**Written request:** Set all the material down again unchanged, without the pictures.

(Data records)

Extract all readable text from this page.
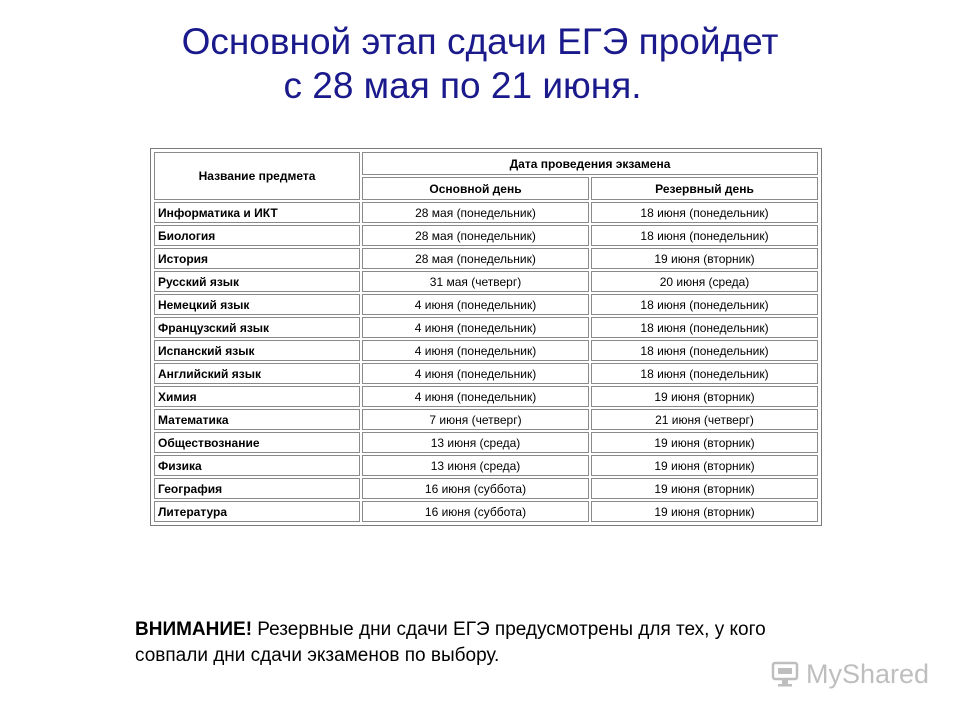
Основной этап сдачи ЕГЭ пройдет
с 28 мая по 21 июня.
Название предмета	Дата проведения экзамена	
	Основной день	Резервный день
Информатика и ИКТ	28 мая (понедельник)	18 июня (понедельник)
Биология	28 мая (понедельник)	18 июня (понедельник)
История	28 мая (понедельник)	19 июня (вторник)
Русский язык	31 мая (четверг)	20 июня (среда)
Немецкий язык	4 июня (понедельник)	18 июня (понедельник)
Французский язык	4 июня (понедельник)	18 июня (понедельник)
Испанский язык	4 июня (понедельник)	18 июня (понедельник)
Английский язык	4 июня (понедельник)	18 июня (понедельник)
Химия	4 июня (понедельник)	19 июня (вторник)
Математика	7 июня (четверг)	21 июня (четверг)
Обществознание	13 июня (среда)	19 июня (вторник)
Физика	13 июня (среда)	19 июня (вторник)
География	16 июня (суббота)	19 июня (вторник)
Литература	16 июня (суббота)	19 июня (вторник)
ВНИМАНИЕ! Резервные дни сдачи ЕГЭ предусмотрены для тех, у кого совпали дни сдачи экзаменов по выбору.
MyShared
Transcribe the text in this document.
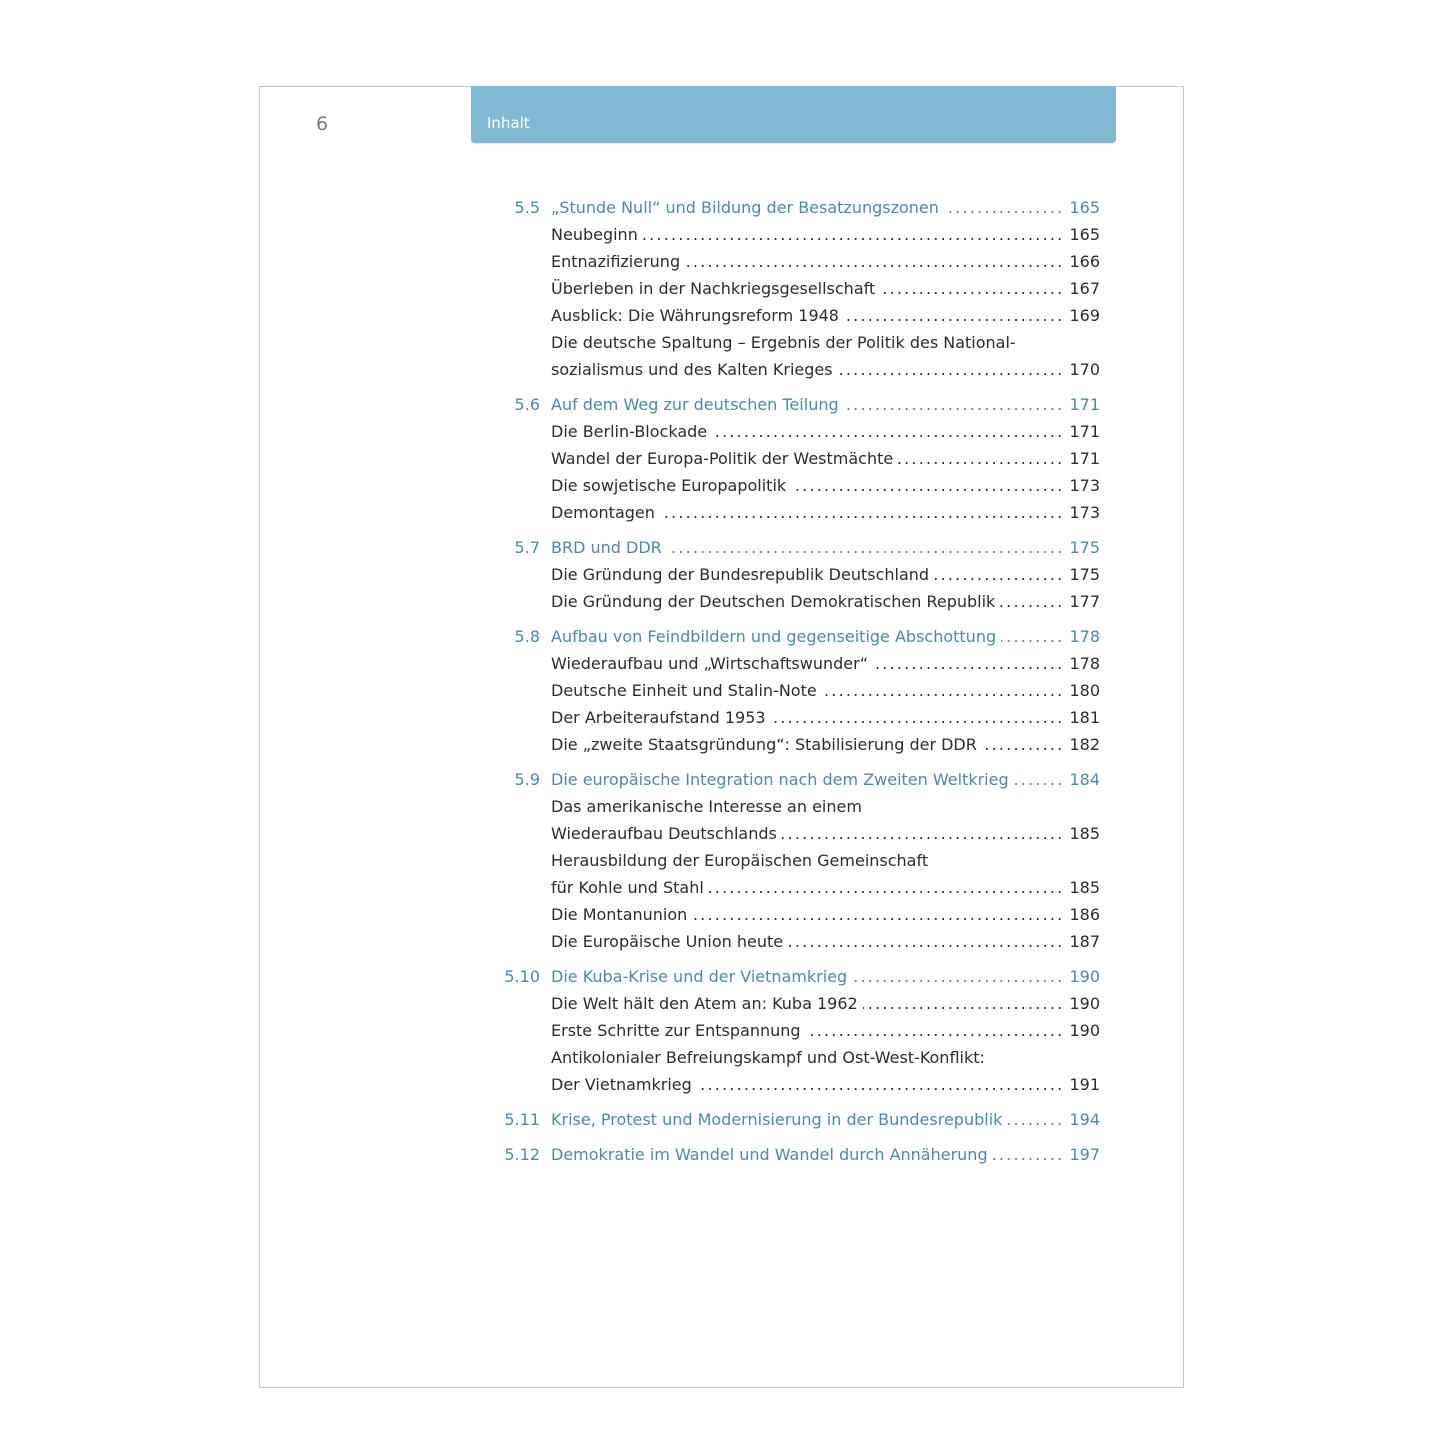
6	Inhalt
5.5 „Stunde Null“ und Bildung der Besatzungszonen .....	165
Neubeginn .....	165
Entnazifizierung .....	166
Überleben in der Nachkriegsgesellschaft .....	167
Ausblick: Die Währungsreform 1948 .....	169
Die deutsche Spaltung – Ergebnis der Politik des National-
sozialismus und des Kalten Krieges .....	170
5.6 Auf dem Weg zur deutschen Teilung .....	171
Die Berlin-Blockade .....	171
Wandel der Europa-Politik der Westmächte .....	171
Die sowjetische Europapolitik .....	173
Demontagen .....	173
5.7 BRD und DDR .....	175
Die Gründung der Bundesrepublik Deutschland .....	175
Die Gründung der Deutschen Demokratischen Republik .....	177
5.8 Aufbau von Feindbildern und gegenseitige Abschottung .....	178
Wiederaufbau und „Wirtschaftswunder“ .....	178
Deutsche Einheit und Stalin-Note .....	180
Der Arbeiteraufstand 1953 .....	181
Die „zweite Staatsgründung“: Stabilisierung der DDR .....	182
5.9 Die europäische Integration nach dem Zweiten Weltkrieg .....	184
Das amerikanische Interesse an einem
Wiederaufbau Deutschlands .....	185
Herausbildung der Europäischen Gemeinschaft
für Kohle und Stahl .....	185
Die Montanunion .....	186
Die Europäische Union heute .....	187
5.10 Die Kuba-Krise und der Vietnamkrieg .....	190
Die Welt hält den Atem an: Kuba 1962 .....	190
Erste Schritte zur Entspannung .....	190
Antikolonialer Befreiungskampf und Ost-West-Konflikt:
Der Vietnamkrieg .....	191
5.11 Krise, Protest und Modernisierung in der Bundesrepublik .....	194
5.12 Demokratie im Wandel und Wandel durch Annäherung .....	197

**Complete answer:**
Extract all readable text from this page.
Основной этап сдачи ЕГЭ пройдет
с 28 мая по 21 июня.
Название предмета	Дата проведения экзамена	
	Основной день	Резервный день
Информатика и ИКТ	28 мая (понедельник)	18 июня (понедельник)
Биология	28 мая (понедельник)	18 июня (понедельник)
История	28 мая (понедельник)	19 июня (вторник)
Русский язык	31 мая (четверг)	20 июня (среда)
Немецкий язык	4 июня (понедельник)	18 июня (понедельник)
Французский язык	4 июня (понедельник)	18 июня (понедельник)
Испанский язык	4 июня (понедельник)	18 июня (понедельник)
Английский язык	4 июня (понедельник)	18 июня (понедельник)
Химия	4 июня (понедельник)	19 июня (вторник)
Математика	7 июня (четверг)	21 июня (четверг)
Обществознание	13 июня (среда)	19 июня (вторник)
Физика	13 июня (среда)	19 июня (вторник)
География	16 июня (суббота)	19 июня (вторник)
Литература	16 июня (суббота)	19 июня (вторник)
ВНИМАНИЕ! Резервные дни сдачи ЕГЭ предусмотрены для тех, у кого совпали дни сдачи экзаменов по выбору.
MyShared
Transcribe the text in this document.
6	Inhalt
5.5 „Stunde Null“ und Bildung der Besatzungszonen .....	165
Neubeginn .....	165
Entnazifizierung .....	166
Überleben in der Nachkriegsgesellschaft .....	167
Ausblick: Die Währungsreform 1948 .....	169
Die deutsche Spaltung – Ergebnis der Politik des National-
sozialismus und des Kalten Krieges .....	170
5.6 Auf dem Weg zur deutschen Teilung .....	171
Die Berlin-Blockade .....	171
Wandel der Europa-Politik der Westmächte .....	171
Die sowjetische Europapolitik .....	173
Demontagen .....	173
5.7 BRD und DDR .....	175
Die Gründung der Bundesrepublik Deutschland .....	175
Die Gründung der Deutschen Demokratischen Republik .....	177
5.8 Aufbau von Feindbildern und gegenseitige Abschottung .....	178
Wiederaufbau und „Wirtschaftswunder“ .....	178
Deutsche Einheit und Stalin-Note .....	180
Der Arbeiteraufstand 1953 .....	181
Die „zweite Staatsgründung“: Stabilisierung der DDR .....	182
5.9 Die europäische Integration nach dem Zweiten Weltkrieg .....	184
Das amerikanische Interesse an einem
Wiederaufbau Deutschlands .....	185
Herausbildung der Europäischen Gemeinschaft
für Kohle und Stahl .....	185
Die Montanunion .....	186
Die Europäische Union heute .....	187
5.10 Die Kuba-Krise und der Vietnamkrieg .....	190
Die Welt hält den Atem an: Kuba 1962 .....	190
Erste Schritte zur Entspannung .....	190
Antikolonialer Befreiungskampf und Ost-West-Konflikt:
Der Vietnamkrieg .....	191
5.11 Krise, Protest und Modernisierung in der Bundesrepublik .....	194
5.12 Demokratie im Wandel und Wandel durch Annäherung .....	197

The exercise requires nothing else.